#### REQUIREMENT
Give the listing again character for character, but drop the images.

══════

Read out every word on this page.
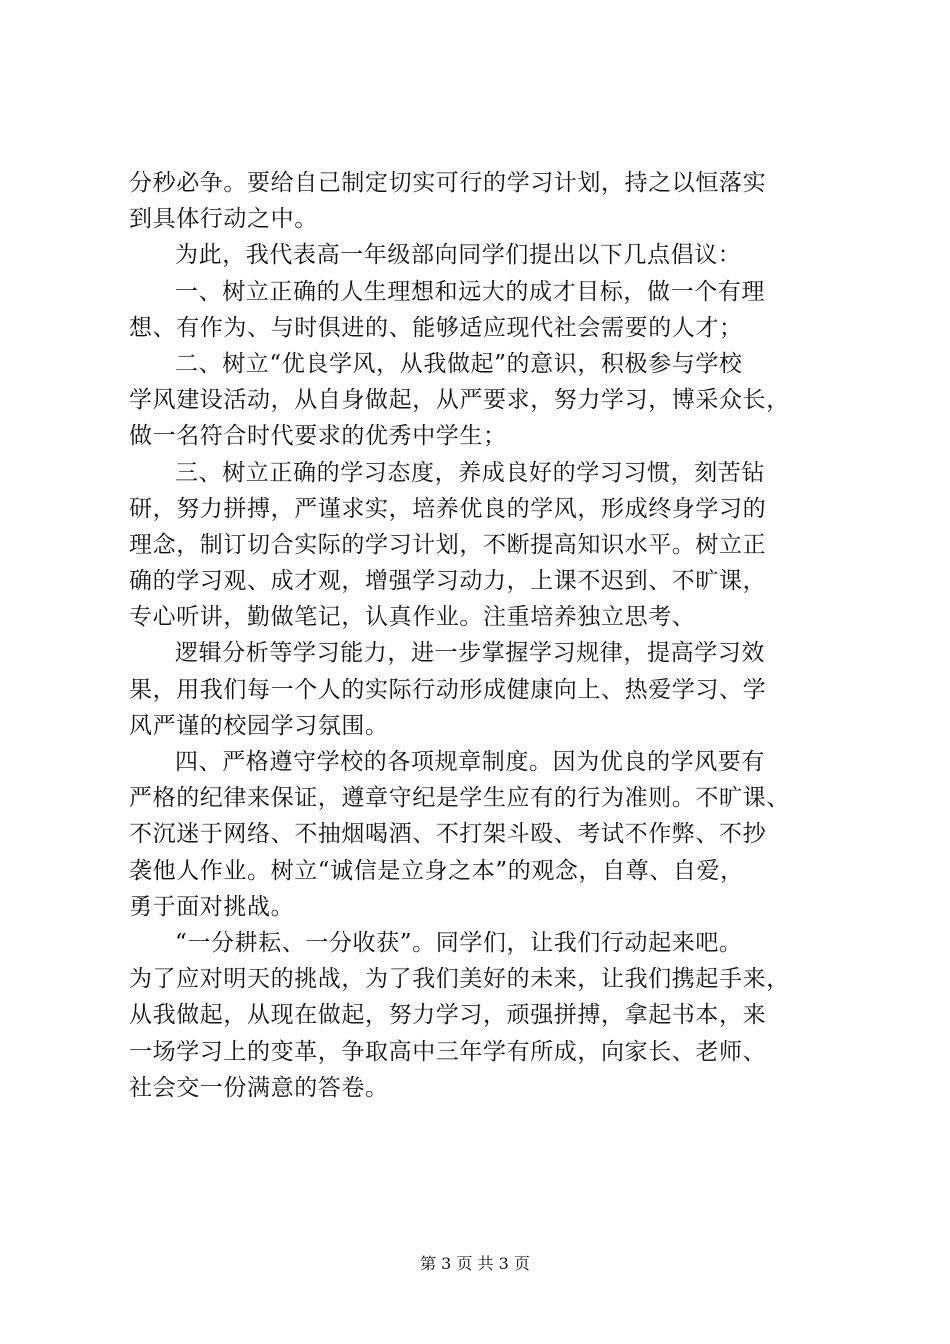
分秒必争。要给自己制定切实可行的学习计划，持之以恒落实
到具体行动之中。
为此，我代表高一年级部向同学们提出以下几点倡议：
一、树立正确的人生理想和远大的成才目标，做一个有理
想、有作为、与时俱进的、能够适应现代社会需要的人才；
二、树立“优良学风，从我做起”的意识，积极参与学校
学风建设活动，从自身做起，从严要求，努力学习，博采众长，
做一名符合时代要求的优秀中学生；
三、树立正确的学习态度，养成良好的学习习惯，刻苦钻
研，努力拼搏，严谨求实，培养优良的学风，形成终身学习的
理念，制订切合实际的学习计划，不断提高知识水平。树立正
确的学习观、成才观，增强学习动力，上课不迟到、不旷课，
专心听讲，勤做笔记，认真作业。注重培养独立思考、
逻辑分析等学习能力，进一步掌握学习规律，提高学习效
果，用我们每一个人的实际行动形成健康向上、热爱学习、学
风严谨的校园学习氛围。
四、严格遵守学校的各项规章制度。因为优良的学风要有
严格的纪律来保证，遵章守纪是学生应有的行为准则。不旷课、
不沉迷于网络、不抽烟喝酒、不打架斗殴、考试不作弊、不抄
袭他人作业。树立“诚信是立身之本”的观念，自尊、自爱，
勇于面对挑战。
“一分耕耘、一分收获”。同学们，让我们行动起来吧。
为了应对明天的挑战，为了我们美好的未来，让我们携起手来，
从我做起，从现在做起，努力学习，顽强拼搏，拿起书本，来
一场学习上的变革，争取高中三年学有所成，向家长、老师、
社会交一份满意的答卷。
第 3 页 共 3 页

══════

#### IN RESPONSE
Read out every word on this page.
分秒必争。要给自己制定切实可行的学习计划，持之以恒落实
到具体行动之中。
为此，我代表高一年级部向同学们提出以下几点倡议：
一、树立正确的人生理想和远大的成才目标，做一个有理
想、有作为、与时俱进的、能够适应现代社会需要的人才；
二、树立“优良学风，从我做起”的意识，积极参与学校
学风建设活动，从自身做起，从严要求，努力学习，博采众长，
做一名符合时代要求的优秀中学生；
三、树立正确的学习态度，养成良好的学习习惯，刻苦钻
研，努力拼搏，严谨求实，培养优良的学风，形成终身学习的
理念，制订切合实际的学习计划，不断提高知识水平。树立正
确的学习观、成才观，增强学习动力，上课不迟到、不旷课，
专心听讲，勤做笔记，认真作业。注重培养独立思考、
逻辑分析等学习能力，进一步掌握学习规律，提高学习效
果，用我们每一个人的实际行动形成健康向上、热爱学习、学
风严谨的校园学习氛围。
四、严格遵守学校的各项规章制度。因为优良的学风要有
严格的纪律来保证，遵章守纪是学生应有的行为准则。不旷课、
不沉迷于网络、不抽烟喝酒、不打架斗殴、考试不作弊、不抄
袭他人作业。树立“诚信是立身之本”的观念，自尊、自爱，
勇于面对挑战。
“一分耕耘、一分收获”。同学们，让我们行动起来吧。
为了应对明天的挑战，为了我们美好的未来，让我们携起手来，
从我做起，从现在做起，努力学习，顽强拼搏，拿起书本，来
一场学习上的变革，争取高中三年学有所成，向家长、老师、
社会交一份满意的答卷。
第 3 页 共 3 页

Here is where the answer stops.